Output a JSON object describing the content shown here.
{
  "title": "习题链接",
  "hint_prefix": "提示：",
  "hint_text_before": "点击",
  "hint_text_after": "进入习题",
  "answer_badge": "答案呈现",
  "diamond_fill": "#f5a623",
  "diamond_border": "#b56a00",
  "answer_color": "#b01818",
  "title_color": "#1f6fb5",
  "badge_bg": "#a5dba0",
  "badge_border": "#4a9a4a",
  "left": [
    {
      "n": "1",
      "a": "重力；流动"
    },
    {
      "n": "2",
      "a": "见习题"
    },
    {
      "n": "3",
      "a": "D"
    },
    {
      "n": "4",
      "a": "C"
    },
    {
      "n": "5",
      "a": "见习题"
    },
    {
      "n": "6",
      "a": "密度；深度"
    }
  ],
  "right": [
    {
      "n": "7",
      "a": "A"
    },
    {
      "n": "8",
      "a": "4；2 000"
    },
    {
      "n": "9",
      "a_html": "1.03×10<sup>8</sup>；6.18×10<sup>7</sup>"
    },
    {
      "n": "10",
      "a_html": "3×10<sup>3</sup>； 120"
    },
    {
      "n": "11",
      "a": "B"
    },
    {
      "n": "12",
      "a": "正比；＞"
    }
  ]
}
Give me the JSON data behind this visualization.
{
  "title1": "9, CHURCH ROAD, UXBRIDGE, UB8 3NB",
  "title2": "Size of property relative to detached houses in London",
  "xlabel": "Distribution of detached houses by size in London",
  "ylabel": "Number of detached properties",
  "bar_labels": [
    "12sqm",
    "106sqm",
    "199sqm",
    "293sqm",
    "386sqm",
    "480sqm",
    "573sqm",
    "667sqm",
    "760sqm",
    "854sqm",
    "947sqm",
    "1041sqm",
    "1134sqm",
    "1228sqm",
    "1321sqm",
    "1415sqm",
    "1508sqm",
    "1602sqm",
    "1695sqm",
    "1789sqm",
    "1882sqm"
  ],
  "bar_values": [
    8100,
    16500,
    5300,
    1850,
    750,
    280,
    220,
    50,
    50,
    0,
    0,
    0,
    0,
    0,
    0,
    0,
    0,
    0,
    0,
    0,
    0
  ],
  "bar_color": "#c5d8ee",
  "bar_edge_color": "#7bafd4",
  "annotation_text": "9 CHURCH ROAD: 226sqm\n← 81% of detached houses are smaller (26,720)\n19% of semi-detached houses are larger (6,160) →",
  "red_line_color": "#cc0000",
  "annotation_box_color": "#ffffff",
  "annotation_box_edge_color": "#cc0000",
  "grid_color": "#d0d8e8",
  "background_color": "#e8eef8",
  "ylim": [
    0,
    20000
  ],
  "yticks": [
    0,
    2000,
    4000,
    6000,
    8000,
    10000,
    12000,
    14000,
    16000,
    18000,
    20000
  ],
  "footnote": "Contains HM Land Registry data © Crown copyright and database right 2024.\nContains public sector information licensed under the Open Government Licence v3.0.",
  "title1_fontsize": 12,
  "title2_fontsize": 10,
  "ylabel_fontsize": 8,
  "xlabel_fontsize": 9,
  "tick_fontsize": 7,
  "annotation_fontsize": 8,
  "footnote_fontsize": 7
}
* * *
**To do:** Select all lines in the listing above where the word "data" appears, and show them.

**Final result:**
Give me the JSON data behind this visualization.
  "footnote": "Contains HM Land Registry data © Crown copyright and database right 2024.\nContains public sector information licensed under the Open Government Licence v3.0.",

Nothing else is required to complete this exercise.